**提示文**.
リーグは7月の第3節(アウェー)も無観客で行われた後、第4節以降のホーム3戦は約3000席、8月のホーム4戦は約7000席に観客数が制限される予定で、スタンドをVF甲府サポーターで埋め尽くす光景はしばらくお預けとなりそう。Jリーグ調査で年間経済効果が約17億円規模とも試算され、「クラブが地域貢献しているから観戦に来る」サポーターの割合がJ1・J2クラブで5年連続トップになったこともあるVF甲府。しかし昨年は19年ぶりに単年度赤字となり、J1復帰と黒字経営復活の両立を目指すクラブにとって、感染症対策という大きな試練が立ちはだかる。再中断などによってホームゲームが消化できないなどの事態になれば、入場料だけでなく広告料など広範に影響が及んで営業収入が大幅減収となる恐れも出ている。VF甲府は20年前の存続の危機以来の大きな岐路に立っているのかもしれない。
本稿では、山梨日日新聞のVF甲府番記者として、存続の危機に揺れた激動の4年余りを間近に見てきた筆者が、02年サッカーワールドカップ(W杯)の年に、月刊「地方自治職員研修」(公職研)[1]=02年2月号=に寄稿した内容を再掲して、存続の危機とは何だったのか、そしていかにしてピンチを乗り越え、地域に浸透し、貢献してきたかを振り返る。VF甲府の経営が再び苦境に立てば、山梨の経済や活力に与える影響も少なくない。「ピンチはチャンス」を合言葉に切り抜けた20年前に、今季のピンチを乗り越えていくヒントを見いだしたい。
2.「ヴァンフォーレ甲府問題は何を示したか」
~2002年2月 月刊「地方自治職員研修」特集から~
「地域に根差したスポーツクラブ」を核にスポーツに親しみ、世代を超えた交流を広げ、豊かな人生を過ごす―。「Jリーグ百年構想」が目指すのは、新しいスポーツ文化の醸成だ。

**出典抜粋**.
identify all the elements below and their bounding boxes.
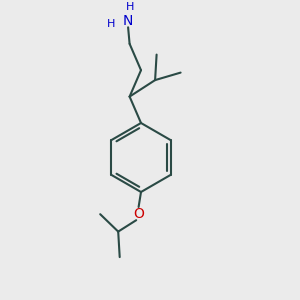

**練習問題**.
1. VF甲府の経営を扱う提示文によると、昨年VF甲府は何年ぶりに単年度赤字となったか。
2. VF甲府の存続をめぐる提示文を、最後の文の後から書き継げ。

**解答**.
1. 19年ぶり。

2.
サッカーのJリーグチームは現在、1部(J1)16、2部(J2)12の計28チームある。特にJ2は、平均観客1万5000人余りのJ1に対し5000人余りと少なく、クラブ経営にはその多くが苦労している。そのJ2で3季連続最下位に低迷するのがヴァンフォーレ甲府(VF甲府)だ。VF甲府は8カ月、44試合の長丁場を終え、8勝2分け34敗(勝ち点25=当時は延長勝ちが勝ち点2)、得失点差で水戸ホーリーホックに届かず、最下位(12位)に終わった。2001年は対戦11チームのほか存続問題とも戦ったシーズンだった。幅広い支援が結集した結果、存続の条件として主要株主4者(山梨県、甲府市、韮崎市、山日YBSグループ)が示した観客動員数など存続3条件をすべてクリア、初の単年度黒字見通しとなり、W杯の年を迎えることができた。ただ地域への浸透はまだ十分とは言えず、03年以降の存続については今年再び判断される。成績もその判断材料の一つに挙げられ、4季連続最下位だけは許されない。生き残りへ正念場は続く。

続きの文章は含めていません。